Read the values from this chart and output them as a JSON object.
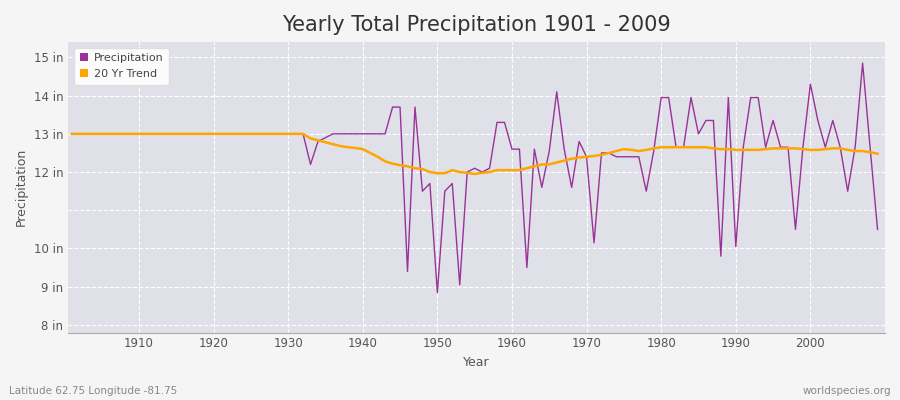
{
  "title": "Yearly Total Precipitation 1901 - 2009",
  "xlabel": "Year",
  "ylabel": "Precipitation",
  "subtitle_left": "Latitude 62.75 Longitude -81.75",
  "subtitle_right": "worldspecies.org",
  "years": [
    1901,
    1902,
    1903,
    1904,
    1905,
    1906,
    1907,
    1908,
    1909,
    1910,
    1911,
    1912,
    1913,
    1914,
    1915,
    1916,
    1917,
    1918,
    1919,
    1920,
    1921,
    1922,
    1923,
    1924,
    1925,
    1926,
    1927,
    1928,
    1929,
    1930,
    1931,
    1932,
    1933,
    1934,
    1935,
    1936,
    1937,
    1938,
    1939,
    1940,
    1941,
    1942,
    1943,
    1944,
    1945,
    1946,
    1947,
    1948,
    1949,
    1950,
    1951,
    1952,
    1953,
    1954,
    1955,
    1956,
    1957,
    1958,
    1959,
    1960,
    1961,
    1962,
    1963,
    1964,
    1965,
    1966,
    1967,
    1968,
    1969,
    1970,
    1971,
    1972,
    1973,
    1974,
    1975,
    1976,
    1977,
    1978,
    1979,
    1980,
    1981,
    1982,
    1983,
    1984,
    1985,
    1986,
    1987,
    1988,
    1989,
    1990,
    1991,
    1992,
    1993,
    1994,
    1995,
    1996,
    1997,
    1998,
    1999,
    2000,
    2001,
    2002,
    2003,
    2004,
    2005,
    2006,
    2007,
    2008,
    2009
  ],
  "precip": [
    13.0,
    13.0,
    13.0,
    13.0,
    13.0,
    13.0,
    13.0,
    13.0,
    13.0,
    13.0,
    13.0,
    13.0,
    13.0,
    13.0,
    13.0,
    13.0,
    13.0,
    13.0,
    13.0,
    13.0,
    13.0,
    13.0,
    13.0,
    13.0,
    13.0,
    13.0,
    13.0,
    13.0,
    13.0,
    13.0,
    13.0,
    13.0,
    12.2,
    12.8,
    12.9,
    13.0,
    13.0,
    13.0,
    13.0,
    13.0,
    13.0,
    13.0,
    13.0,
    13.7,
    13.7,
    9.4,
    13.7,
    11.5,
    11.7,
    8.85,
    11.5,
    11.7,
    9.05,
    12.0,
    12.1,
    12.0,
    12.1,
    13.3,
    13.3,
    12.6,
    12.6,
    9.5,
    12.6,
    11.6,
    12.55,
    14.1,
    12.6,
    11.6,
    12.8,
    12.4,
    10.15,
    12.5,
    12.5,
    12.4,
    12.4,
    12.4,
    12.4,
    11.5,
    12.55,
    13.95,
    13.95,
    12.65,
    12.65,
    13.95,
    13.0,
    13.35,
    13.35,
    9.8,
    13.95,
    10.05,
    12.65,
    13.95,
    13.95,
    12.65,
    13.35,
    12.65,
    12.65,
    10.5,
    12.65,
    14.3,
    13.35,
    12.65,
    13.35,
    12.65,
    11.5,
    12.65,
    14.85,
    12.65,
    10.5
  ],
  "trend": [
    13.0,
    13.0,
    13.0,
    13.0,
    13.0,
    13.0,
    13.0,
    13.0,
    13.0,
    13.0,
    13.0,
    13.0,
    13.0,
    13.0,
    13.0,
    13.0,
    13.0,
    13.0,
    13.0,
    13.0,
    13.0,
    13.0,
    13.0,
    13.0,
    13.0,
    13.0,
    13.0,
    13.0,
    13.0,
    13.0,
    13.0,
    13.0,
    12.88,
    12.83,
    12.78,
    12.73,
    12.68,
    12.65,
    12.63,
    12.6,
    12.5,
    12.4,
    12.28,
    12.22,
    12.18,
    12.15,
    12.1,
    12.08,
    12.0,
    11.97,
    11.97,
    12.05,
    12.0,
    11.98,
    11.95,
    11.98,
    12.0,
    12.05,
    12.05,
    12.05,
    12.05,
    12.1,
    12.15,
    12.2,
    12.2,
    12.25,
    12.3,
    12.35,
    12.38,
    12.4,
    12.42,
    12.45,
    12.5,
    12.55,
    12.6,
    12.58,
    12.55,
    12.58,
    12.62,
    12.65,
    12.65,
    12.65,
    12.65,
    12.65,
    12.65,
    12.65,
    12.62,
    12.6,
    12.6,
    12.58,
    12.58,
    12.58,
    12.58,
    12.6,
    12.62,
    12.62,
    12.62,
    12.62,
    12.6,
    12.58,
    12.58,
    12.6,
    12.62,
    12.62,
    12.58,
    12.55,
    12.55,
    12.52,
    12.48
  ],
  "precip_color": "#993399",
  "trend_color": "#FFA500",
  "plot_bg_color": "#E0E0E8",
  "fig_bg_color": "#F5F5F5",
  "grid_color": "#FFFFFF",
  "grid_linestyle": "--",
  "ylim": [
    7.8,
    15.4
  ],
  "xlim": [
    1900.5,
    2010
  ],
  "yticks": [
    8,
    9,
    10,
    11,
    12,
    13,
    14,
    15
  ],
  "ytick_labels": [
    "8 in",
    "9 in",
    "10 in",
    "",
    "12 in",
    "13 in",
    "14 in",
    "15 in"
  ],
  "xticks": [
    1910,
    1920,
    1930,
    1940,
    1950,
    1960,
    1970,
    1980,
    1990,
    2000
  ],
  "title_fontsize": 15,
  "axis_label_fontsize": 9,
  "tick_fontsize": 8.5
}
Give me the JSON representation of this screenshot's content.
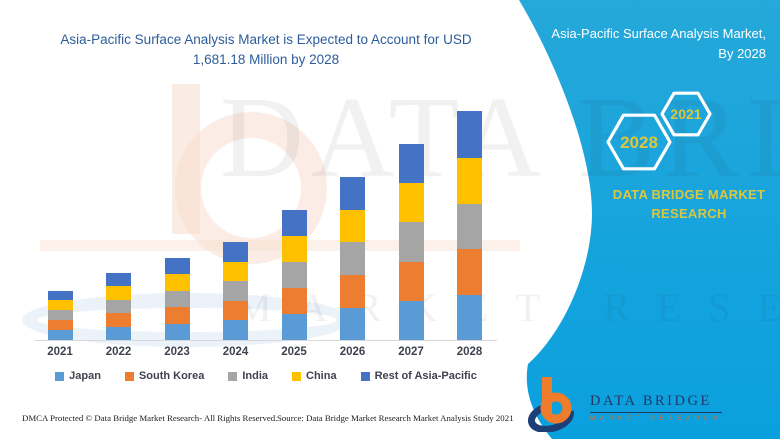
{
  "main": {
    "title": "Asia-Pacific Surface Analysis Market is Expected to Account for USD 1,681.18 Million by 2028",
    "footer_left": "DMCA Protected © Data Bridge Market Research- All Rights Reserved.",
    "footer_source": "Source: Data Bridge Market Research Market Analysis Study 2021"
  },
  "side_panel": {
    "title_line1": "Asia-Pacific Surface Analysis Market,",
    "title_line2": "By 2028",
    "hex_large_label": "2028",
    "hex_small_label": "2021",
    "brand_text": "DATA BRIDGE MARKET RESEARCH"
  },
  "logo": {
    "name": "DATA BRIDGE",
    "tagline": "MARKET RESEARCH"
  },
  "watermark": {
    "line1": "DATA BRIDGE",
    "line2": "MARKET RESEARCH"
  },
  "colors": {
    "accent_teal": "#0aa0de",
    "accent_teal_top": "#25a8da",
    "title_blue": "#2c5d9b",
    "hex_label_yellow": "#d9c83f",
    "logo_navy": "#203a66",
    "logo_orange": "#ee7c2b",
    "axis_text": "#3f4350"
  },
  "chart_data": {
    "type": "bar",
    "stacked": true,
    "title": "Asia-Pacific Surface Analysis Market is Expected to Account for USD 1,681.18 Million by 2028",
    "unit": "USD Million",
    "categories": [
      "2021",
      "2022",
      "2023",
      "2024",
      "2025",
      "2026",
      "2027",
      "2028"
    ],
    "series": [
      {
        "name": "Japan",
        "color": "#5B9BD5",
        "values": [
          74,
          99,
          121,
          145,
          190,
          238,
          287,
          333
        ]
      },
      {
        "name": "South Korea",
        "color": "#ED7D31",
        "values": [
          73,
          98,
          120,
          143,
          192,
          240,
          290,
          334
        ]
      },
      {
        "name": "India",
        "color": "#A5A5A5",
        "values": [
          71,
          98,
          121,
          144,
          191,
          240,
          288,
          336
        ]
      },
      {
        "name": "China",
        "color": "#FFC000",
        "values": [
          73,
          99,
          121,
          145,
          192,
          240,
          288,
          338
        ]
      },
      {
        "name": "Rest of Asia-Pacific",
        "color": "#4472C4",
        "values": [
          69,
          98,
          120,
          143,
          191,
          240,
          288,
          340.18
        ]
      }
    ],
    "totals": [
      360,
      492,
      603,
      720,
      956,
      1198,
      1441,
      1681.18
    ],
    "highlight_value_2028": "1,681.18",
    "xlabel": "",
    "ylabel": "",
    "gridlines": false,
    "legend_position": "bottom"
  }
}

===

Given request:
State how many lines of the records hold the string "this", and nothing else.

Result:
2